— START Exercise data —

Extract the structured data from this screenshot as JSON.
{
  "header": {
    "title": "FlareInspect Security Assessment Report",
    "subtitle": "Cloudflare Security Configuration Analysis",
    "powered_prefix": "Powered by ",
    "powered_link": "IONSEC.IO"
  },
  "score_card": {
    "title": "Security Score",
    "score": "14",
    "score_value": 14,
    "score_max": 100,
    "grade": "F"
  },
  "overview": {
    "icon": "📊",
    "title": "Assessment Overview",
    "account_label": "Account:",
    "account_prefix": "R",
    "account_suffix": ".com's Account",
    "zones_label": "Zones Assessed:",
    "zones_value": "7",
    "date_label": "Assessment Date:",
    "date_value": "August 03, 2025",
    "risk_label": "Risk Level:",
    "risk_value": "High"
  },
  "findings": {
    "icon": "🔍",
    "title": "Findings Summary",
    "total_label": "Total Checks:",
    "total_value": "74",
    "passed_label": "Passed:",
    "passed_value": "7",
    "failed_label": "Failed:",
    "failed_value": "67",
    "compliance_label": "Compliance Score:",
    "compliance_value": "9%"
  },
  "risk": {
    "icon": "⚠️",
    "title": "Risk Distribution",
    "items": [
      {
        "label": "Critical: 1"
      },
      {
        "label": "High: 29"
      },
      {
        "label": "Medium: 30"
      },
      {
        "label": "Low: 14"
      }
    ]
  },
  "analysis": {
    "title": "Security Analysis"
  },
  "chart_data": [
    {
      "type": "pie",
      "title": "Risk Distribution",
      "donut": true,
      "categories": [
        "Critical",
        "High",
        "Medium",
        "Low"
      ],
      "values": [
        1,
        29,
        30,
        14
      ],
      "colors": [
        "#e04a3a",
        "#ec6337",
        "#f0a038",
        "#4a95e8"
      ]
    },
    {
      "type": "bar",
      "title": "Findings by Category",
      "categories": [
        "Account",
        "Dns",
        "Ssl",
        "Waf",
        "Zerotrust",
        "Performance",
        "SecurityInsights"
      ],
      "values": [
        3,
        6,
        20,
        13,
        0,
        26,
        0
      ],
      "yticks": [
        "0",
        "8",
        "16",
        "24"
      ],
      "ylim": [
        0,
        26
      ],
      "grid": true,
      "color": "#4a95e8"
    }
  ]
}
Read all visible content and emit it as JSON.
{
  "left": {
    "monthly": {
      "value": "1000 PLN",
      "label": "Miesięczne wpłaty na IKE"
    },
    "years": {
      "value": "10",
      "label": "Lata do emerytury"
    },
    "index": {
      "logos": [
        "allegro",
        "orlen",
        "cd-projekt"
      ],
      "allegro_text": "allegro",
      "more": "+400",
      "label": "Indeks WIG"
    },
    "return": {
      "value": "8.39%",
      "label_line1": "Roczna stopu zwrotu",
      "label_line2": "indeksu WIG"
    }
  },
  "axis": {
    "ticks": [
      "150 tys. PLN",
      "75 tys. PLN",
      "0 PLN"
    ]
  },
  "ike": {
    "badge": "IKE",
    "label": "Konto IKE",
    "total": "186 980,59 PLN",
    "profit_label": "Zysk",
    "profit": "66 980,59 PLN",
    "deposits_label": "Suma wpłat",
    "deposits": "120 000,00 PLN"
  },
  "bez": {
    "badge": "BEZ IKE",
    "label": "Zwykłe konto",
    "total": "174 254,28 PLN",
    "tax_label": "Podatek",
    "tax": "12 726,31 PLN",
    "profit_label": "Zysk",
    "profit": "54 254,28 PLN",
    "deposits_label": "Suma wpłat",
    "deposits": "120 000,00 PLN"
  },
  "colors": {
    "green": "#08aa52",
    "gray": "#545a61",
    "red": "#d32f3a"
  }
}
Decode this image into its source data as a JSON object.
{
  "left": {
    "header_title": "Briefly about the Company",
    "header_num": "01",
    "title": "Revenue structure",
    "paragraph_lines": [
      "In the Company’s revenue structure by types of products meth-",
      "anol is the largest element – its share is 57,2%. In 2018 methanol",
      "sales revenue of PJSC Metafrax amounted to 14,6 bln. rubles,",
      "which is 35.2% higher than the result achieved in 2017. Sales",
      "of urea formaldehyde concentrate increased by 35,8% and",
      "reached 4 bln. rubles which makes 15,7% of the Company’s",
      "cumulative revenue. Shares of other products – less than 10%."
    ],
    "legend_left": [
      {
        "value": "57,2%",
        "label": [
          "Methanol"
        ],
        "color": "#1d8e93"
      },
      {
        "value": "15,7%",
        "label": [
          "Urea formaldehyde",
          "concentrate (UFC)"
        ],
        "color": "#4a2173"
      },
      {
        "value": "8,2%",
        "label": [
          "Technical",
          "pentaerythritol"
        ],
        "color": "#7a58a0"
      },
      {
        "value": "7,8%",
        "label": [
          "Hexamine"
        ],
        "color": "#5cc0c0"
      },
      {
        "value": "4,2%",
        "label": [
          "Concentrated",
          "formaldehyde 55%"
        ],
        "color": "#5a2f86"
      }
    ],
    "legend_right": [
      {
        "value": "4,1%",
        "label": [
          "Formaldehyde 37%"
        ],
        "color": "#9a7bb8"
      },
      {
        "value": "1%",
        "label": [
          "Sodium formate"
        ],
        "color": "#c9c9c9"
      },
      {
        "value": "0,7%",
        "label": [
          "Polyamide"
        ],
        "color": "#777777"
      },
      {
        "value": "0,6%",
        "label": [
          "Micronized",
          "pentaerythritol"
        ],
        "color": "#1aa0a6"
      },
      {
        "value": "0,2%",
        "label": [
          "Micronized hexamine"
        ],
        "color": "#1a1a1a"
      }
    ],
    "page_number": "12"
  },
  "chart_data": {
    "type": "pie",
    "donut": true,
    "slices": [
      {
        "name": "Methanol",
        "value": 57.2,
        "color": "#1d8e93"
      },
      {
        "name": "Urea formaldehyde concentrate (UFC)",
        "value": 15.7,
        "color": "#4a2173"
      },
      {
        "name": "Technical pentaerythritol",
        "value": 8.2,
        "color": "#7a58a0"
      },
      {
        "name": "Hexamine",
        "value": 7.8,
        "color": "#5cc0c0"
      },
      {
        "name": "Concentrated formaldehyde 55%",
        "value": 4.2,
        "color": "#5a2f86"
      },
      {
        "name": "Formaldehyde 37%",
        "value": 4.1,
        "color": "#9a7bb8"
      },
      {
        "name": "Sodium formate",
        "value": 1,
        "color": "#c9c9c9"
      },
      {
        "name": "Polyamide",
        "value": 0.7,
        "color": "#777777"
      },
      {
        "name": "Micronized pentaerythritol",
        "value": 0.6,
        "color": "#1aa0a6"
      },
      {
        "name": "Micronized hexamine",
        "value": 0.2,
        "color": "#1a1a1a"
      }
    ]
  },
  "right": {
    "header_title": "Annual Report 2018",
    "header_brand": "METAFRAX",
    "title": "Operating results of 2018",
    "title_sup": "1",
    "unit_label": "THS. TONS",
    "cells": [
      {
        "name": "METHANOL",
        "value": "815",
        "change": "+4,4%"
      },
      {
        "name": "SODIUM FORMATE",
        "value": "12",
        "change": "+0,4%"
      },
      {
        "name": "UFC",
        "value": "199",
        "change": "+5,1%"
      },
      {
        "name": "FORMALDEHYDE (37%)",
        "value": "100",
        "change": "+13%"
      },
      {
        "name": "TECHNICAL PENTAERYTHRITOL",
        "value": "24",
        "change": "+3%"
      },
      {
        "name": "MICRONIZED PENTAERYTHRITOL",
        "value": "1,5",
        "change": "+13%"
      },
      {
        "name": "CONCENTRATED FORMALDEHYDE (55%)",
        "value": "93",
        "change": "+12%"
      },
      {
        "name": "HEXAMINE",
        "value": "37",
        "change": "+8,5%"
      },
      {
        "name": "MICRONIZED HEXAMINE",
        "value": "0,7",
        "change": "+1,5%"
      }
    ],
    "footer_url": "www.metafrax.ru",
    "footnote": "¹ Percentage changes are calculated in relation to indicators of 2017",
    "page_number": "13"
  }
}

— END Exercise data —

**Given task**: Pick out the lines that have the word "this". Copy them all.

**Written answer**:
Extract the structured data from this screenshot as JSON.
Decode this image into its source data as a JSON object.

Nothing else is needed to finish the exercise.